**Description of the task**
Pick out each line of the records that includes the string "Dominate", and copy it.
━━━━
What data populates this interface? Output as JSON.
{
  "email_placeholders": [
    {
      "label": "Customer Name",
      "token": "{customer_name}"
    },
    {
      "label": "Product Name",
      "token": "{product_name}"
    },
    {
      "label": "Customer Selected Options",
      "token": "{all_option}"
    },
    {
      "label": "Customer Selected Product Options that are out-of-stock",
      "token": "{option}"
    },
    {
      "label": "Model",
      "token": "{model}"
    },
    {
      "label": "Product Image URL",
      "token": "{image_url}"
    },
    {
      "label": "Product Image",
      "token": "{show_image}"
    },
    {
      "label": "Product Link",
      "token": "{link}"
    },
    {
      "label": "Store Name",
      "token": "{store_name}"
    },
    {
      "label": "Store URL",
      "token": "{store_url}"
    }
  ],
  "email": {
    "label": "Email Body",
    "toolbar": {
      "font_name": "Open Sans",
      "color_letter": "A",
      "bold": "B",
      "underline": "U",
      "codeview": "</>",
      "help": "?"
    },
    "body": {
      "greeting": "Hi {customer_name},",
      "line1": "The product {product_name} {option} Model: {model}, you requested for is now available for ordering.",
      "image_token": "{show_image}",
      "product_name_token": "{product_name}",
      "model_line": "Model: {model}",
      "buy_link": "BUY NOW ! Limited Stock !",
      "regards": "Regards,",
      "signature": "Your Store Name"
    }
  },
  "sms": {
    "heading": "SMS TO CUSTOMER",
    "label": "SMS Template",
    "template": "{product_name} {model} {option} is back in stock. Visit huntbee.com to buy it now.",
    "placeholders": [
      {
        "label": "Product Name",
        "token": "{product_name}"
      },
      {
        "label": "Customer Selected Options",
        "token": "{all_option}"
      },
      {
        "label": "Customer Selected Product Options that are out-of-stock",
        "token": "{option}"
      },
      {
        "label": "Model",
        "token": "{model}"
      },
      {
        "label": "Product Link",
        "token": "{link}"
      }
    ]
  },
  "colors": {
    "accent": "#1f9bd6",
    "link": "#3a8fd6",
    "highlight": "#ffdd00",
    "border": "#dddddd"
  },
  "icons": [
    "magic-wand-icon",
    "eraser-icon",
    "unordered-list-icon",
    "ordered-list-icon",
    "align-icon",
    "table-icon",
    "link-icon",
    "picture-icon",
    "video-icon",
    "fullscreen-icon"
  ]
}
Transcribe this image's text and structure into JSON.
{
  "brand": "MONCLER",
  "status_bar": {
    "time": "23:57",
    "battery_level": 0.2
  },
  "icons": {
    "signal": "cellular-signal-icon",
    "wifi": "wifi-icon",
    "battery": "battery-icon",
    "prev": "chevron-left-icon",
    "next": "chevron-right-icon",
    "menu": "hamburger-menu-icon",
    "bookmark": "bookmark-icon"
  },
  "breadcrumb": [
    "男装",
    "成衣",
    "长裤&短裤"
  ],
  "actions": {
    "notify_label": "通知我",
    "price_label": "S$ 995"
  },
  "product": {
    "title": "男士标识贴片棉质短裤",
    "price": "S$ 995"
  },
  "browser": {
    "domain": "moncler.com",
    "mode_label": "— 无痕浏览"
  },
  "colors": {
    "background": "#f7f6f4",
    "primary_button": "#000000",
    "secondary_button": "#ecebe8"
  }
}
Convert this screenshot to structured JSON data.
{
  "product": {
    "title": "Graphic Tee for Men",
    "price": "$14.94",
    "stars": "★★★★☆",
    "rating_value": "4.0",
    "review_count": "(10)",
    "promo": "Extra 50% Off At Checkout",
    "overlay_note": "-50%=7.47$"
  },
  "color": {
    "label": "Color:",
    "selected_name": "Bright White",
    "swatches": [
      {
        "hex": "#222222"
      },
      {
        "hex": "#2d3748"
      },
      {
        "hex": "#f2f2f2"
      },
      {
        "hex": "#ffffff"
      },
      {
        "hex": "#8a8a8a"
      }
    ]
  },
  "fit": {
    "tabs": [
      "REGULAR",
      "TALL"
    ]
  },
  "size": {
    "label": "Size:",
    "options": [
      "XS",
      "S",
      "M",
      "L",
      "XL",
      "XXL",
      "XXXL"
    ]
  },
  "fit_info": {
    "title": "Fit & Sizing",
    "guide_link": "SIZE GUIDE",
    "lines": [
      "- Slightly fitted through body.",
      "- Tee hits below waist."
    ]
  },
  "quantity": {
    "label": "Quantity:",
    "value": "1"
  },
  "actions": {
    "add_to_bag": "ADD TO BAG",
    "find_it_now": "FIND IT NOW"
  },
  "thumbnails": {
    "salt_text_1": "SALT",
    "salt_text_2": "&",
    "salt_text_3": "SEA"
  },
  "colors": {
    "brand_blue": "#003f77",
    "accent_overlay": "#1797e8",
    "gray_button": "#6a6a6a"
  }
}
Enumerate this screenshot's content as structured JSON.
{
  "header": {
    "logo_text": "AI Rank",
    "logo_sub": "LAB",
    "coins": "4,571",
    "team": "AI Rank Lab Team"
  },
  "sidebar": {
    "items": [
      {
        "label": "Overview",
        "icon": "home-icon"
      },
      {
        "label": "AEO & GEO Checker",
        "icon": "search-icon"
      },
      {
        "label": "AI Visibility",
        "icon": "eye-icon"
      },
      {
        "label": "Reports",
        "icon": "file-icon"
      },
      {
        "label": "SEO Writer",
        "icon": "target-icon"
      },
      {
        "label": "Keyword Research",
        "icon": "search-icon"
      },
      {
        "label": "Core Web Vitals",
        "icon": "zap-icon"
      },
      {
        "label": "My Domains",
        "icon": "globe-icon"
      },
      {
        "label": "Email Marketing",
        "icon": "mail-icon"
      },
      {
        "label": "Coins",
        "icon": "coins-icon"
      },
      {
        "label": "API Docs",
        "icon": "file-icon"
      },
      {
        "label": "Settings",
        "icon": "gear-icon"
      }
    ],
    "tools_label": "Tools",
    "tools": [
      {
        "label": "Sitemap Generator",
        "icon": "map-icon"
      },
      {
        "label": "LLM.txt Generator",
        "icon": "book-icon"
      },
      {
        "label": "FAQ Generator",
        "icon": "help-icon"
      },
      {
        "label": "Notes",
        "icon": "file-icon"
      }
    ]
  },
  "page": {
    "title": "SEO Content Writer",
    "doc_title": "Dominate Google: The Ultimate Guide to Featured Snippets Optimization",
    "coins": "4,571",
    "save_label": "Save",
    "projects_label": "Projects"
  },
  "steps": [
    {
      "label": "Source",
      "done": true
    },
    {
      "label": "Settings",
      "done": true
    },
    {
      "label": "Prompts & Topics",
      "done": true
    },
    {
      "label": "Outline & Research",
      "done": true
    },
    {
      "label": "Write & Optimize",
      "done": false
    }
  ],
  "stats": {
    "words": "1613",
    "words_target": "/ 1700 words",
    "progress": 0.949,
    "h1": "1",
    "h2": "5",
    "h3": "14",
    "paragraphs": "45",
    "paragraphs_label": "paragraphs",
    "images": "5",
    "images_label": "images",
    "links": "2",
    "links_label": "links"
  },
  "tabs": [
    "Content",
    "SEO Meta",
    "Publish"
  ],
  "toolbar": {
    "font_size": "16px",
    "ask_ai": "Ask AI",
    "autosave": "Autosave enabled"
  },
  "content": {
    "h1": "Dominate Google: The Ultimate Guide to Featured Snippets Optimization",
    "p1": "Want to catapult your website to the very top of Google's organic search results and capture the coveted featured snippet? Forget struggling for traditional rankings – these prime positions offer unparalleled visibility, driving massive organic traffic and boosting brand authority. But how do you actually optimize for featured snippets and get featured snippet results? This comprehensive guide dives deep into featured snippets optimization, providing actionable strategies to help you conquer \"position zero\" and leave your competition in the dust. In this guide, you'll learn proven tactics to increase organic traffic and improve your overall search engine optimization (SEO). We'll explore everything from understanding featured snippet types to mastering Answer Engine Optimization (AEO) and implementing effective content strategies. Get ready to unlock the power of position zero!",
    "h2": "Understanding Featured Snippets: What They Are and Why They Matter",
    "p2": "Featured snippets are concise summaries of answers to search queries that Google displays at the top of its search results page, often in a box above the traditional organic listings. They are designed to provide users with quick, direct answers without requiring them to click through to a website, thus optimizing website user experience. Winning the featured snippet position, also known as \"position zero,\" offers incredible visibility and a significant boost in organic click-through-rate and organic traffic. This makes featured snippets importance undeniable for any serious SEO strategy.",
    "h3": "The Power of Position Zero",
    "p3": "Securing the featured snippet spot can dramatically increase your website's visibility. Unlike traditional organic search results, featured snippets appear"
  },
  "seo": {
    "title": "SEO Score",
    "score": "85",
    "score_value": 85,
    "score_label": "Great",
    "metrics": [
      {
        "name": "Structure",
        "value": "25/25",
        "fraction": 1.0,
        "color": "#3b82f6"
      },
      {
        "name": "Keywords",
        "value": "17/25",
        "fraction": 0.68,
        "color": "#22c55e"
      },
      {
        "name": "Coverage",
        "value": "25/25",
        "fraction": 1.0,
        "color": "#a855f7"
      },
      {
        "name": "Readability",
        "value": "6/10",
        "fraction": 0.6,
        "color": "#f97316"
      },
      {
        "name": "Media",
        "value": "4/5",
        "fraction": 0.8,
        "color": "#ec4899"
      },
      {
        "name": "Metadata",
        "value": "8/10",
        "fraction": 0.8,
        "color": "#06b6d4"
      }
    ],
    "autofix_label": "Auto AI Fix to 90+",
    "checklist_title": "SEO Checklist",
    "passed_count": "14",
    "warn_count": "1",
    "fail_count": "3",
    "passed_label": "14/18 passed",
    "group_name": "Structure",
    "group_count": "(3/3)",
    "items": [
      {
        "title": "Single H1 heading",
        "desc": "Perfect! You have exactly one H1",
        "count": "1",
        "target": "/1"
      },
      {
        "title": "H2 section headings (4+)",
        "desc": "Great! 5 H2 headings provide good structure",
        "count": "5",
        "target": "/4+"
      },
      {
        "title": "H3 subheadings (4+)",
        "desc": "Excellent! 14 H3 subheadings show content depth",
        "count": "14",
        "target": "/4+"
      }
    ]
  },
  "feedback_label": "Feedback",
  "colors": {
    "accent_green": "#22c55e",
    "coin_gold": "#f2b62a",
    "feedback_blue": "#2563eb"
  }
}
━━━━
**Written response**
    "doc_title": "Dominate Google: The Ultimate Guide to Featured Snippets Optimization",
    "h1": "Dominate Google: The Ultimate Guide to Featured Snippets Optimization",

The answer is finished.